##### Data for this exercise #####
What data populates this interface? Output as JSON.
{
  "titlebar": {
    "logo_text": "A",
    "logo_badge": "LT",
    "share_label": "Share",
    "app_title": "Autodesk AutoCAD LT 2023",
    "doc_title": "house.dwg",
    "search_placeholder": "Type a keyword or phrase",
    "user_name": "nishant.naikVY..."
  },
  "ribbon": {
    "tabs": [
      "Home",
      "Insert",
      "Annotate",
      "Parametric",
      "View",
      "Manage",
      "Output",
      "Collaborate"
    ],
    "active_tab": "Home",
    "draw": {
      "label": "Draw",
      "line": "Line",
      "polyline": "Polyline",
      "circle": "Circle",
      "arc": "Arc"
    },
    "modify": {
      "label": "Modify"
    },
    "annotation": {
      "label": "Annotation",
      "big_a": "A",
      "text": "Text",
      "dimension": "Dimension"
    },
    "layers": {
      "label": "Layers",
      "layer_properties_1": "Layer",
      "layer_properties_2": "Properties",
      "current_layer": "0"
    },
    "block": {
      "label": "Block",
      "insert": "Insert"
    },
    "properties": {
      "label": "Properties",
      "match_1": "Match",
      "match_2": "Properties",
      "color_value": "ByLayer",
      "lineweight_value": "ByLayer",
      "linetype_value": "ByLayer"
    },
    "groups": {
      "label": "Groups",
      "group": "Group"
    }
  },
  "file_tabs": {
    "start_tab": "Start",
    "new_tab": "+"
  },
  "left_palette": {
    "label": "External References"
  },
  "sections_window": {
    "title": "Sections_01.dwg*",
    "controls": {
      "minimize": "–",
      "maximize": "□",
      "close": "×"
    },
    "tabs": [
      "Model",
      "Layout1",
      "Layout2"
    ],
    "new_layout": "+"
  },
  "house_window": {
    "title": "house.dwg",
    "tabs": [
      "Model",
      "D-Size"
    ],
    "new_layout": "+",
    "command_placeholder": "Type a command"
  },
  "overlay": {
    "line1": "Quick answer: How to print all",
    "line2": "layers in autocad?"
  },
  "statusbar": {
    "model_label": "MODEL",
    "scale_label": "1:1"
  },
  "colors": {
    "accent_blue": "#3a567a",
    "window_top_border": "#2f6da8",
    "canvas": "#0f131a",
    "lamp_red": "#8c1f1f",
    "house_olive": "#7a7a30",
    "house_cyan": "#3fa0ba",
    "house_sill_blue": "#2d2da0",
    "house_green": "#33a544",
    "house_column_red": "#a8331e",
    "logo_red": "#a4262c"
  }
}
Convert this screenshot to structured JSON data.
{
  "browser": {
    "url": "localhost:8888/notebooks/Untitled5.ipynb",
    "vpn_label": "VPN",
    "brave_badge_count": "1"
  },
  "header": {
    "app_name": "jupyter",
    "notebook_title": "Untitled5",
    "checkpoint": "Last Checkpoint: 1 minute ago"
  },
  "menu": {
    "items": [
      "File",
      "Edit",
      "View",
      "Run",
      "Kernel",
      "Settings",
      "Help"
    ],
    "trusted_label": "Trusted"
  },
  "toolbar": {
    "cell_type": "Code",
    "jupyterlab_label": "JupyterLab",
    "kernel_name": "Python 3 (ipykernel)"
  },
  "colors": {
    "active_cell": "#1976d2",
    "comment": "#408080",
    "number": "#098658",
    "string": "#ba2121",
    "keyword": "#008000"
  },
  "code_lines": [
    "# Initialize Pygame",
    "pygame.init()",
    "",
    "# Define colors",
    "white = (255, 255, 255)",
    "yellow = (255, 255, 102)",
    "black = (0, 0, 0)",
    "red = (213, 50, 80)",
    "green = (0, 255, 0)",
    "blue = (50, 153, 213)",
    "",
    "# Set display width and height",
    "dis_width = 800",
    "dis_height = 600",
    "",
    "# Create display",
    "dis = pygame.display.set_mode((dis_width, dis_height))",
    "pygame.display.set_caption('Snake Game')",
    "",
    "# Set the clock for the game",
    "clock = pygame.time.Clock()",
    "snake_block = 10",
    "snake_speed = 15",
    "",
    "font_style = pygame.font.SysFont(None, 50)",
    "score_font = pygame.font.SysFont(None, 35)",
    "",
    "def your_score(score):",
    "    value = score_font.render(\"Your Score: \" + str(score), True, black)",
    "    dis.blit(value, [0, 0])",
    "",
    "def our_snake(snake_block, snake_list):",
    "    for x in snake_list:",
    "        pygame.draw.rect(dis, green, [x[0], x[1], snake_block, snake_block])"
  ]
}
#####
> _What you need to do_
Set down each entry again, unchanged.

> _Answer to this task_
What data populates this interface? Output as JSON.
{
  "titlebar": {
    "logo_text": "A",
    "logo_badge": "LT",
    "share_label": "Share",
    "app_title": "Autodesk AutoCAD LT 2023",
    "doc_title": "house.dwg",
    "search_placeholder": "Type a keyword or phrase",
    "user_name": "nishant.naikVY..."
  },
  "ribbon": {
    "tabs": [
      "Home",
      "Insert",
      "Annotate",
      "Parametric",
      "View",
      "Manage",
      "Output",
      "Collaborate"
    ],
    "active_tab": "Home",
    "draw": {
      "label": "Draw",
      "line": "Line",
      "polyline": "Polyline",
      "circle": "Circle",
      "arc": "Arc"
    },
    "modify": {
      "label": "Modify"
    },
    "annotation": {
      "label": "Annotation",
      "big_a": "A",
      "text": "Text",
      "dimension": "Dimension"
    },
    "layers": {
      "label": "Layers",
      "layer_properties_1": "Layer",
      "layer_properties_2": "Properties",
      "current_layer": "0"
    },
    "block": {
      "label": "Block",
      "insert": "Insert"
    },
    "properties": {
      "label": "Properties",
      "match_1": "Match",
      "match_2": "Properties",
      "color_value": "ByLayer",
      "lineweight_value": "ByLayer",
      "linetype_value": "ByLayer"
    },
    "groups": {
      "label": "Groups",
      "group": "Group"
    }
  },
  "file_tabs": {
    "start_tab": "Start",
    "new_tab": "+"
  },
  "left_palette": {
    "label": "External References"
  },
  "sections_window": {
    "title": "Sections_01.dwg*",
    "controls": {
      "minimize": "–",
      "maximize": "□",
      "close": "×"
    },
    "tabs": [
      "Model",
      "Layout1",
      "Layout2"
    ],
    "new_layout": "+"
  },
  "house_window": {
    "title": "house.dwg",
    "tabs": [
      "Model",
      "D-Size"
    ],
    "new_layout": "+",
    "command_placeholder": "Type a command"
  },
  "overlay": {
    "line1": "Quick answer: How to print all",
    "line2": "layers in autocad?"
  },
  "statusbar": {
    "model_label": "MODEL",
    "scale_label": "1:1"
  },
  "colors": {
    "accent_blue": "#3a567a",
    "window_top_border": "#2f6da8",
    "canvas": "#0f131a",
    "lamp_red": "#8c1f1f",
    "house_olive": "#7a7a30",
    "house_cyan": "#3fa0ba",
    "house_sill_blue": "#2d2da0",
    "house_green": "#33a544",
    "house_column_red": "#a8331e",
    "logo_red": "#a4262c"
  }
}
Convert this screenshot to structured JSON data.
{
  "browser": {
    "url": "localhost:8888/notebooks/Untitled5.ipynb",
    "vpn_label": "VPN",
    "brave_badge_count": "1"
  },
  "header": {
    "app_name": "jupyter",
    "notebook_title": "Untitled5",
    "checkpoint": "Last Checkpoint: 1 minute ago"
  },
  "menu": {
    "items": [
      "File",
      "Edit",
      "View",
      "Run",
      "Kernel",
      "Settings",
      "Help"
    ],
    "trusted_label": "Trusted"
  },
  "toolbar": {
    "cell_type": "Code",
    "jupyterlab_label": "JupyterLab",
    "kernel_name": "Python 3 (ipykernel)"
  },
  "colors": {
    "active_cell": "#1976d2",
    "comment": "#408080",
    "number": "#098658",
    "string": "#ba2121",
    "keyword": "#008000"
  },
  "code_lines": [
    "# Initialize Pygame",
    "pygame.init()",
    "",
    "# Define colors",
    "white = (255, 255, 255)",
    "yellow = (255, 255, 102)",
    "black = (0, 0, 0)",
    "red = (213, 50, 80)",
    "green = (0, 255, 0)",
    "blue = (50, 153, 213)",
    "",
    "# Set display width and height",
    "dis_width = 800",
    "dis_height = 600",
    "",
    "# Create display",
    "dis = pygame.display.set_mode((dis_width, dis_height))",
    "pygame.display.set_caption('Snake Game')",
    "",
    "# Set the clock for the game",
    "clock = pygame.time.Clock()",
    "snake_block = 10",
    "snake_speed = 15",
    "",
    "font_style = pygame.font.SysFont(None, 50)",
    "score_font = pygame.font.SysFont(None, 35)",
    "",
    "def your_score(score):",
    "    value = score_font.render(\"Your Score: \" + str(score), True, black)",
    "    dis.blit(value, [0, 0])",
    "",
    "def our_snake(snake_block, snake_list):",
    "    for x in snake_list:",
    "        pygame.draw.rect(dis, green, [x[0], x[1], snake_block, snake_block])"
  ]
}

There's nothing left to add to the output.